(Data excerpts)
****************
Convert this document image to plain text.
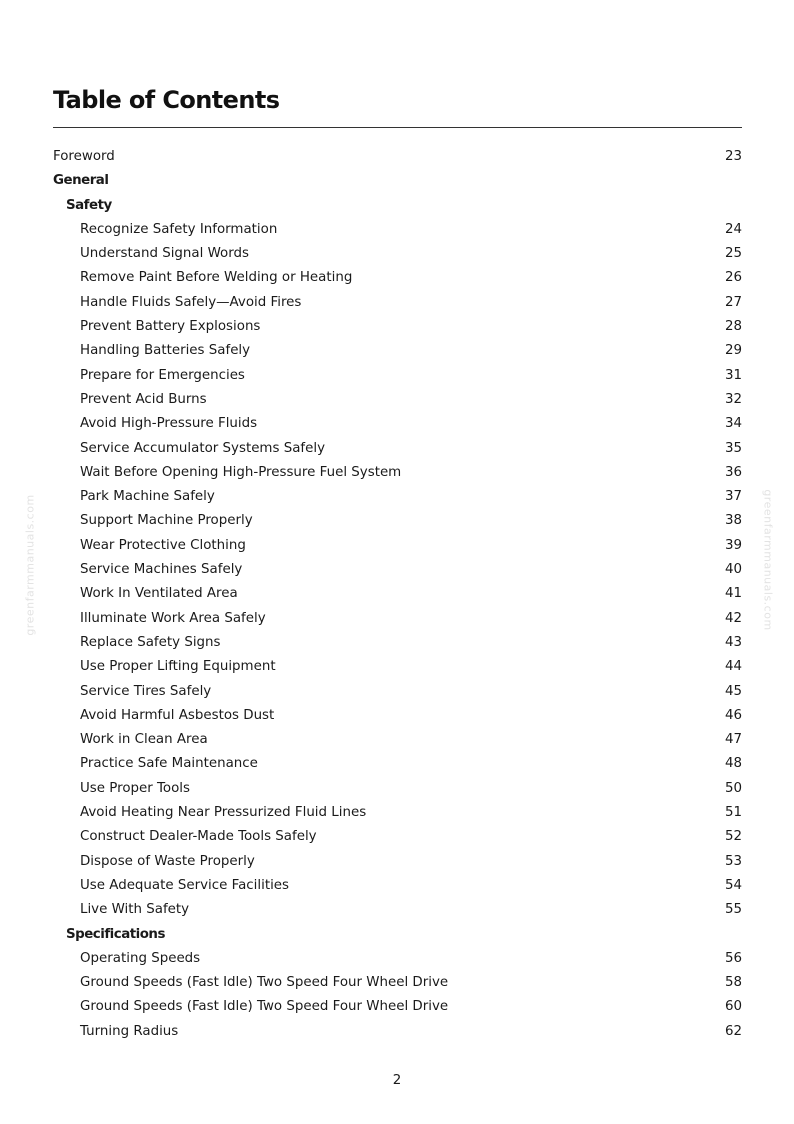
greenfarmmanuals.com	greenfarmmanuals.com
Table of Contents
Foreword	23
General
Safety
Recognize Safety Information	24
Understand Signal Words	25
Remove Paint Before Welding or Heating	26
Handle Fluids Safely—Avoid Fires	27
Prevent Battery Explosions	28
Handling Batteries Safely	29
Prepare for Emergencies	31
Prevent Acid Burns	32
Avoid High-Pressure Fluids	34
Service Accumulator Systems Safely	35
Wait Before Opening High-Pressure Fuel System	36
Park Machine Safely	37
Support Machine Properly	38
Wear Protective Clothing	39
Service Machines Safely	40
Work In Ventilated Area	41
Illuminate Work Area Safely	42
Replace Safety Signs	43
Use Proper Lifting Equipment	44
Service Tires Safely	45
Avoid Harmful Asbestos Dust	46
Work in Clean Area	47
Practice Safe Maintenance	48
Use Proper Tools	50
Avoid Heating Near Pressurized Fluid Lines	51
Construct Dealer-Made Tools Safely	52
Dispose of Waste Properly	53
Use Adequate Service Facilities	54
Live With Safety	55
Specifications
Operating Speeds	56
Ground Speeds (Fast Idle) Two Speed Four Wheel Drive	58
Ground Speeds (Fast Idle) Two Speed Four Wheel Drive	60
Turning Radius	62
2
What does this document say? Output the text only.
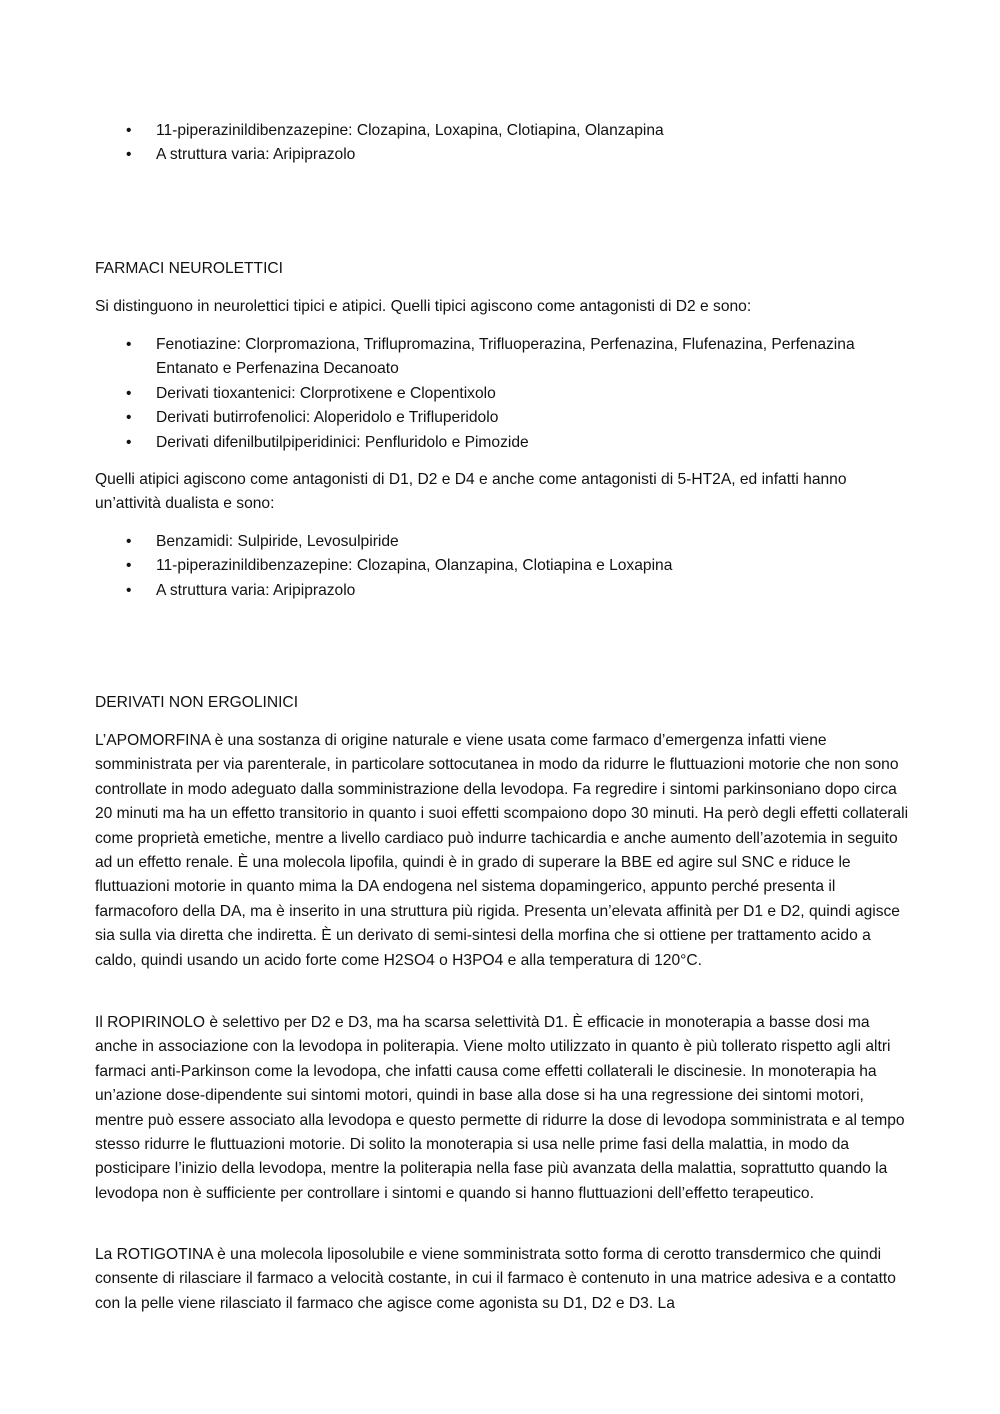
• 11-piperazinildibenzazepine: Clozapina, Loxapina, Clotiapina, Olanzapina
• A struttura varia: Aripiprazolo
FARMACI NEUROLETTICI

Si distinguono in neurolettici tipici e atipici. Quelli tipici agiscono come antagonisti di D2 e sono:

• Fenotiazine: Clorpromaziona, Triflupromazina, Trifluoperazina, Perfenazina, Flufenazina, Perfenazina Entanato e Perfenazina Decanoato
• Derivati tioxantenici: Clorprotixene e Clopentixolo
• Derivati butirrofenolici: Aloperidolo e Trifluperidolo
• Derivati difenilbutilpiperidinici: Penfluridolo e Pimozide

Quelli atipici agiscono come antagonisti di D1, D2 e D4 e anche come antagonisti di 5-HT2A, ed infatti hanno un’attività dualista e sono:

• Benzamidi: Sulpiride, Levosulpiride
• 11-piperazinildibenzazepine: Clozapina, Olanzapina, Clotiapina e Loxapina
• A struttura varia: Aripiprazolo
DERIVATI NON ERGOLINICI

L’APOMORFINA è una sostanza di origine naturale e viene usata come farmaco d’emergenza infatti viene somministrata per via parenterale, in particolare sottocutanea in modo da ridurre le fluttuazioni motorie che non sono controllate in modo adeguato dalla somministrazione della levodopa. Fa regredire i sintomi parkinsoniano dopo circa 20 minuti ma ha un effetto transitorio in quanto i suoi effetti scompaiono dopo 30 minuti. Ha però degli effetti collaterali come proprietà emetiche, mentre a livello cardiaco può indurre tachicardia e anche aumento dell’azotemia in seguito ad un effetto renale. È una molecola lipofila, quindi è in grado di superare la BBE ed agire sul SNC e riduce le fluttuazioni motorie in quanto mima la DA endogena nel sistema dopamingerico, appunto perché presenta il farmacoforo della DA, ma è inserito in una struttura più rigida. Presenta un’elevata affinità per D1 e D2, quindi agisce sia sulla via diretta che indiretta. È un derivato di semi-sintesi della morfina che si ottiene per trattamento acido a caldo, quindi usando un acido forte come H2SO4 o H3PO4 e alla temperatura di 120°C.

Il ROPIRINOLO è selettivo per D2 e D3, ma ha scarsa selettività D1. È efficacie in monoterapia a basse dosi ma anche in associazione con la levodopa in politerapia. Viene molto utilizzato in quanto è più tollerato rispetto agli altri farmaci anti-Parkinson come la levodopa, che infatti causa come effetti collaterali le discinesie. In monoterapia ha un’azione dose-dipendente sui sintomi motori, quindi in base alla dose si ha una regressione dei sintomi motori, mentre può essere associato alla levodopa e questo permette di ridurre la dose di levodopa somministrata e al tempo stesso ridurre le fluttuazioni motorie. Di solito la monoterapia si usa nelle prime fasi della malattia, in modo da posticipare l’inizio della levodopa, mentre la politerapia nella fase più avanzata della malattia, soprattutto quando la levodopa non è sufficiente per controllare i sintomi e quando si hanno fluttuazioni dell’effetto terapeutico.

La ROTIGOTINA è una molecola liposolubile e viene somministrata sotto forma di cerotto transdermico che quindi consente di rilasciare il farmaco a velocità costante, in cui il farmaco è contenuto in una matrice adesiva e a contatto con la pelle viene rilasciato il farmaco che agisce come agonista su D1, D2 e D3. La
****************
- _Task description_:
Quote the material exactly. Pictures stay out.

- _Complete answer_:
Convert this document image to plain text.
greenfarmmanuals.com	greenfarmmanuals.com
Table of Contents
Foreword	23
General
Safety
Recognize Safety Information	24
Understand Signal Words	25
Remove Paint Before Welding or Heating	26
Handle Fluids Safely—Avoid Fires	27
Prevent Battery Explosions	28
Handling Batteries Safely	29
Prepare for Emergencies	31
Prevent Acid Burns	32
Avoid High-Pressure Fluids	34
Service Accumulator Systems Safely	35
Wait Before Opening High-Pressure Fuel System	36
Park Machine Safely	37
Support Machine Properly	38
Wear Protective Clothing	39
Service Machines Safely	40
Work In Ventilated Area	41
Illuminate Work Area Safely	42
Replace Safety Signs	43
Use Proper Lifting Equipment	44
Service Tires Safely	45
Avoid Harmful Asbestos Dust	46
Work in Clean Area	47
Practice Safe Maintenance	48
Use Proper Tools	50
Avoid Heating Near Pressurized Fluid Lines	51
Construct Dealer-Made Tools Safely	52
Dispose of Waste Properly	53
Use Adequate Service Facilities	54
Live With Safety	55
Specifications
Operating Speeds	56
Ground Speeds (Fast Idle) Two Speed Four Wheel Drive	58
Ground Speeds (Fast Idle) Two Speed Four Wheel Drive	60
Turning Radius	62
2
What does this document say? Output the text only.
• 11-piperazinildibenzazepine: Clozapina, Loxapina, Clotiapina, Olanzapina
• A struttura varia: Aripiprazolo
FARMACI NEUROLETTICI

Si distinguono in neurolettici tipici e atipici. Quelli tipici agiscono come antagonisti di D2 e sono:

• Fenotiazine: Clorpromaziona, Triflupromazina, Trifluoperazina, Perfenazina, Flufenazina, Perfenazina Entanato e Perfenazina Decanoato
• Derivati tioxantenici: Clorprotixene e Clopentixolo
• Derivati butirrofenolici: Aloperidolo e Trifluperidolo
• Derivati difenilbutilpiperidinici: Penfluridolo e Pimozide

Quelli atipici agiscono come antagonisti di D1, D2 e D4 e anche come antagonisti di 5-HT2A, ed infatti hanno un’attività dualista e sono:

• Benzamidi: Sulpiride, Levosulpiride
• 11-piperazinildibenzazepine: Clozapina, Olanzapina, Clotiapina e Loxapina
• A struttura varia: Aripiprazolo
DERIVATI NON ERGOLINICI

L’APOMORFINA è una sostanza di origine naturale e viene usata come farmaco d’emergenza infatti viene somministrata per via parenterale, in particolare sottocutanea in modo da ridurre le fluttuazioni motorie che non sono controllate in modo adeguato dalla somministrazione della levodopa. Fa regredire i sintomi parkinsoniano dopo circa 20 minuti ma ha un effetto transitorio in quanto i suoi effetti scompaiono dopo 30 minuti. Ha però degli effetti collaterali come proprietà emetiche, mentre a livello cardiaco può indurre tachicardia e anche aumento dell’azotemia in seguito ad un effetto renale. È una molecola lipofila, quindi è in grado di superare la BBE ed agire sul SNC e riduce le fluttuazioni motorie in quanto mima la DA endogena nel sistema dopamingerico, appunto perché presenta il farmacoforo della DA, ma è inserito in una struttura più rigida. Presenta un’elevata affinità per D1 e D2, quindi agisce sia sulla via diretta che indiretta. È un derivato di semi-sintesi della morfina che si ottiene per trattamento acido a caldo, quindi usando un acido forte come H2SO4 o H3PO4 e alla temperatura di 120°C.

Il ROPIRINOLO è selettivo per D2 e D3, ma ha scarsa selettività D1. È efficacie in monoterapia a basse dosi ma anche in associazione con la levodopa in politerapia. Viene molto utilizzato in quanto è più tollerato rispetto agli altri farmaci anti-Parkinson come la levodopa, che infatti causa come effetti collaterali le discinesie. In monoterapia ha un’azione dose-dipendente sui sintomi motori, quindi in base alla dose si ha una regressione dei sintomi motori, mentre può essere associato alla levodopa e questo permette di ridurre la dose di levodopa somministrata e al tempo stesso ridurre le fluttuazioni motorie. Di solito la monoterapia si usa nelle prime fasi della malattia, in modo da posticipare l’inizio della levodopa, mentre la politerapia nella fase più avanzata della malattia, soprattutto quando la levodopa non è sufficiente per controllare i sintomi e quando si hanno fluttuazioni dell’effetto terapeutico.

La ROTIGOTINA è una molecola liposolubile e viene somministrata sotto forma di cerotto transdermico che quindi consente di rilasciare il farmaco a velocità costante, in cui il farmaco è contenuto in una matrice adesiva e a contatto con la pelle viene rilasciato il farmaco che agisce come agonista su D1, D2 e D3. La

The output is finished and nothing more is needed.